__Exercise description__. Go through the entries and count the lines with the string "title" in them. Give only that number.

__Given information__.
—————

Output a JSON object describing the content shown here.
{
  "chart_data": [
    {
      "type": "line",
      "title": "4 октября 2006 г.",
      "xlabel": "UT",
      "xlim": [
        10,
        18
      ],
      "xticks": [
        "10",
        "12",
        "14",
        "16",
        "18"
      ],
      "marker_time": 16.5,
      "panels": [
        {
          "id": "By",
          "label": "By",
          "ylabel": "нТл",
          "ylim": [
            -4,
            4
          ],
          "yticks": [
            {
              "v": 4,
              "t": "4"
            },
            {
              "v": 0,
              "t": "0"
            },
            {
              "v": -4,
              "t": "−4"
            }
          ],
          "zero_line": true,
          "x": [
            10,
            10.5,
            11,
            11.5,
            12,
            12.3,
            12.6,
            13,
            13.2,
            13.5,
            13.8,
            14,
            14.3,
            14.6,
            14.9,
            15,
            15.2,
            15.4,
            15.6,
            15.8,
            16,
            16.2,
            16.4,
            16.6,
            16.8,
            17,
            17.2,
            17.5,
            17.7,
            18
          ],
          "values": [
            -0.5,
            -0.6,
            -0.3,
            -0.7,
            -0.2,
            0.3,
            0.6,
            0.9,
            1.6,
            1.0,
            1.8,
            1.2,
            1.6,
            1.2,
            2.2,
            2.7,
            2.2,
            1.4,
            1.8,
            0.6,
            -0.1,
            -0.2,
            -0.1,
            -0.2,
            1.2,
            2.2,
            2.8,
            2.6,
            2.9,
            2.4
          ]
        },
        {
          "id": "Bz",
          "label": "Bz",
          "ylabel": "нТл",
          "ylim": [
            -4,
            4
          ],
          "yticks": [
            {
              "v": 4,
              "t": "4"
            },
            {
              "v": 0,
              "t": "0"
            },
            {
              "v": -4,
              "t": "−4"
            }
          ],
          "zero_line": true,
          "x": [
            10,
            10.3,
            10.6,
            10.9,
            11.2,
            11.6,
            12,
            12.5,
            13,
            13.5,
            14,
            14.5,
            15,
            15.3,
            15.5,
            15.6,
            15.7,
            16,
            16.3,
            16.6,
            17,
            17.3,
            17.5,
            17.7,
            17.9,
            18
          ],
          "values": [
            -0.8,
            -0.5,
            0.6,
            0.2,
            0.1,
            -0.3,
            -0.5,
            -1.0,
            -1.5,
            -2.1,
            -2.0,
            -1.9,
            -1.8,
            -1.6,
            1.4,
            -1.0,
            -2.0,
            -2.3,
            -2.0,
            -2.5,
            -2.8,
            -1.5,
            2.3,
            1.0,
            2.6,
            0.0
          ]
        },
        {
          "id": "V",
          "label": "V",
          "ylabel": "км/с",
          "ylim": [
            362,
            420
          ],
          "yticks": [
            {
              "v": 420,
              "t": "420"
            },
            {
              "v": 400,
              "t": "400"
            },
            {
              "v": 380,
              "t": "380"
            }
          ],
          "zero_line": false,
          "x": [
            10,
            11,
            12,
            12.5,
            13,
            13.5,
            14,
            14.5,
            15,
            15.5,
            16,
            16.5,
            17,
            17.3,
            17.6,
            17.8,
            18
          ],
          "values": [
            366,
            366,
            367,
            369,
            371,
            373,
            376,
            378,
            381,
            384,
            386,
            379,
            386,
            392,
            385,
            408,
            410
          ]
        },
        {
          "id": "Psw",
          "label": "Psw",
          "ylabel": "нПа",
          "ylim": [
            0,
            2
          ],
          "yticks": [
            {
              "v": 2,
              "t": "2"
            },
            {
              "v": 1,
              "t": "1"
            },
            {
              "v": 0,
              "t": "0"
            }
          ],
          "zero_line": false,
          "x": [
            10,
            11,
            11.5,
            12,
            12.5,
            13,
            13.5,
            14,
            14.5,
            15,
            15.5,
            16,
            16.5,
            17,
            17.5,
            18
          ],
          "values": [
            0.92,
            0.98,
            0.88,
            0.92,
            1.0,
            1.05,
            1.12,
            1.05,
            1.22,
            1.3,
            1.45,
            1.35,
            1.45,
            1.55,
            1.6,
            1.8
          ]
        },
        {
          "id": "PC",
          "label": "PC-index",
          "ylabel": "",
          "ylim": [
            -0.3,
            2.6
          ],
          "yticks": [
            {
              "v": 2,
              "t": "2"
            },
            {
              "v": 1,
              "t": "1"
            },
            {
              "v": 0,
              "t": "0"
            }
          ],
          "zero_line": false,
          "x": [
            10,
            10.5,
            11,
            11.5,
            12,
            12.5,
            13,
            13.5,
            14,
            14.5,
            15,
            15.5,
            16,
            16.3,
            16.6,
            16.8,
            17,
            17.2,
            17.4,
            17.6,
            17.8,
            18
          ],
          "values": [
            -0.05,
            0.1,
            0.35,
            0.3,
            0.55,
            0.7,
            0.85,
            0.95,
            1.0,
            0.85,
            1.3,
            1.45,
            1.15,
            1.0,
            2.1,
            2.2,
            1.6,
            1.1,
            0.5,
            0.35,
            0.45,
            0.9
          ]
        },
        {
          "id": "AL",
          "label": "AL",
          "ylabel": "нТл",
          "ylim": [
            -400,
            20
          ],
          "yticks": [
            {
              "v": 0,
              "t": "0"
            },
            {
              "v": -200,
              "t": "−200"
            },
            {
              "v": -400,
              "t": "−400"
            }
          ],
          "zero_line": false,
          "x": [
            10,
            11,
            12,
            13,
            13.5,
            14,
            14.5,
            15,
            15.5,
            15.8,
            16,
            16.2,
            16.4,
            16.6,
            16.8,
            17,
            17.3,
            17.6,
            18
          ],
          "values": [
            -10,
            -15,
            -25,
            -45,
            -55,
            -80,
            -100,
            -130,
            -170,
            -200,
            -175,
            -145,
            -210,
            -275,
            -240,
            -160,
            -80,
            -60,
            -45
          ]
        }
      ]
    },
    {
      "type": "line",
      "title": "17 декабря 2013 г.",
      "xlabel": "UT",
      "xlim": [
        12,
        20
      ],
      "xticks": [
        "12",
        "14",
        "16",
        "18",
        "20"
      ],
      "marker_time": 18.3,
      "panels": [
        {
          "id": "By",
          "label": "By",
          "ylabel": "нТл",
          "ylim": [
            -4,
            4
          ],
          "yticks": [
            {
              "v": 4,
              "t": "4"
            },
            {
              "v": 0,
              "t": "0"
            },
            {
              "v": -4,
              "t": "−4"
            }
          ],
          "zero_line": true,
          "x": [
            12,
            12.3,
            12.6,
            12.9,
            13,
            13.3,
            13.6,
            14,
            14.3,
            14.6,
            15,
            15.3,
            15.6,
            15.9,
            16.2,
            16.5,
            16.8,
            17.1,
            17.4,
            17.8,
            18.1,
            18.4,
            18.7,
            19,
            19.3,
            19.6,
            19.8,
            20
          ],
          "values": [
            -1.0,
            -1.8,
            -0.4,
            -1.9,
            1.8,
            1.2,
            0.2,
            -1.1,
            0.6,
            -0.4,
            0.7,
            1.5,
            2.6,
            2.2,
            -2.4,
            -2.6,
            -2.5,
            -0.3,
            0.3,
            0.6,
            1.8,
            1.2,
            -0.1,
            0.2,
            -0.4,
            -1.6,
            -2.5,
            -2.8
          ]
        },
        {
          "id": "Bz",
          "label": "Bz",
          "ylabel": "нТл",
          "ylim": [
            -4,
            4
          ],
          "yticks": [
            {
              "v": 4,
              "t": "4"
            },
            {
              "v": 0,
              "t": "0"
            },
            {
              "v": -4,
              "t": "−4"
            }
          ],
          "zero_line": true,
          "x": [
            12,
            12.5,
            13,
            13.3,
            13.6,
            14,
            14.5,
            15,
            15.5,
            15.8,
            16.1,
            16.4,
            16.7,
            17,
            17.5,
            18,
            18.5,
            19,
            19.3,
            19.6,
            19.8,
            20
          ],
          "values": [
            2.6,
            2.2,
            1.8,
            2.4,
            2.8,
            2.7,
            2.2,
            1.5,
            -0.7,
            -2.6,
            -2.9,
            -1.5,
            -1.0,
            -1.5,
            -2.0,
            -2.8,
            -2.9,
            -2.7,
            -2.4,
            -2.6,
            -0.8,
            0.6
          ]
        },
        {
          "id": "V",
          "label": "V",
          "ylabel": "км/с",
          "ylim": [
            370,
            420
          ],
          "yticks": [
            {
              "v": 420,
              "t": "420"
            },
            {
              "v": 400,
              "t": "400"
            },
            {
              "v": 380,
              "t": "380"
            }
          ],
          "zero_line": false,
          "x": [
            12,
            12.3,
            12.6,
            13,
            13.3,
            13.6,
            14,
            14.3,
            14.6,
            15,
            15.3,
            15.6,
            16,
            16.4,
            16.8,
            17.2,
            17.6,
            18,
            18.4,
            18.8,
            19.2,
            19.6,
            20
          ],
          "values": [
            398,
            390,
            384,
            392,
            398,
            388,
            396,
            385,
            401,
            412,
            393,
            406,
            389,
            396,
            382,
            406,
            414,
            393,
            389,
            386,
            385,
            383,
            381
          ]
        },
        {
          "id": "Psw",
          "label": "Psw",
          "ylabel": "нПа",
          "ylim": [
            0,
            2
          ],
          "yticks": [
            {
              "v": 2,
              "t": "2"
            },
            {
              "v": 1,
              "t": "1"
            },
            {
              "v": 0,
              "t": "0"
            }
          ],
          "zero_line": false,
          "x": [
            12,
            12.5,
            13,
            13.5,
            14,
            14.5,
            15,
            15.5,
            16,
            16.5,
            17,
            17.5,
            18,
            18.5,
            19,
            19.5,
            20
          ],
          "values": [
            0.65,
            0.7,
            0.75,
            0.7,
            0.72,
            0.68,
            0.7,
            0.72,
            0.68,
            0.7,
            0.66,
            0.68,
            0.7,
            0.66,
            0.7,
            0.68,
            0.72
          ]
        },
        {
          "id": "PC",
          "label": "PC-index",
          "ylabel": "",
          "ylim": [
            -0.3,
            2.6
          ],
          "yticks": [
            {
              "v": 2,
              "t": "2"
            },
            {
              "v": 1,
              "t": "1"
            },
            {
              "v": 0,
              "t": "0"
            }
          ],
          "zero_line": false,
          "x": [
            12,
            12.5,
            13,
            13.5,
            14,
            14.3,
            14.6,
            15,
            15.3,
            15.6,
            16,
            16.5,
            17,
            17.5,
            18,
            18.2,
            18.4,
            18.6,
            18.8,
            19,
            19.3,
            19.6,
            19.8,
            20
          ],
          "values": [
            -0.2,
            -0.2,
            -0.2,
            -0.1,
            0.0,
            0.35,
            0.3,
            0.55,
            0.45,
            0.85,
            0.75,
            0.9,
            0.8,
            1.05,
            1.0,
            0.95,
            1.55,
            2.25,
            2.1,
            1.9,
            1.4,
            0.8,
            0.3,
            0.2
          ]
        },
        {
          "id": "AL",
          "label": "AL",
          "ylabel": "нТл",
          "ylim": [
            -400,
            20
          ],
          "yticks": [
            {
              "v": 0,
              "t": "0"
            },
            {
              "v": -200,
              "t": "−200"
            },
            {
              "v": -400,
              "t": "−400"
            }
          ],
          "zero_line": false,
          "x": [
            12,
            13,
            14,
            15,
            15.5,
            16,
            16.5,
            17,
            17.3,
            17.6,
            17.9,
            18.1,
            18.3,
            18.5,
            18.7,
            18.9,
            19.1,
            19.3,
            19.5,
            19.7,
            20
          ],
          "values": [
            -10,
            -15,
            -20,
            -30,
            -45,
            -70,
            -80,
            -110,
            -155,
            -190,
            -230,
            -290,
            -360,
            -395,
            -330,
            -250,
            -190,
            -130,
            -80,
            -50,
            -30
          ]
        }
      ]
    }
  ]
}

—————

__Exercise result__. 2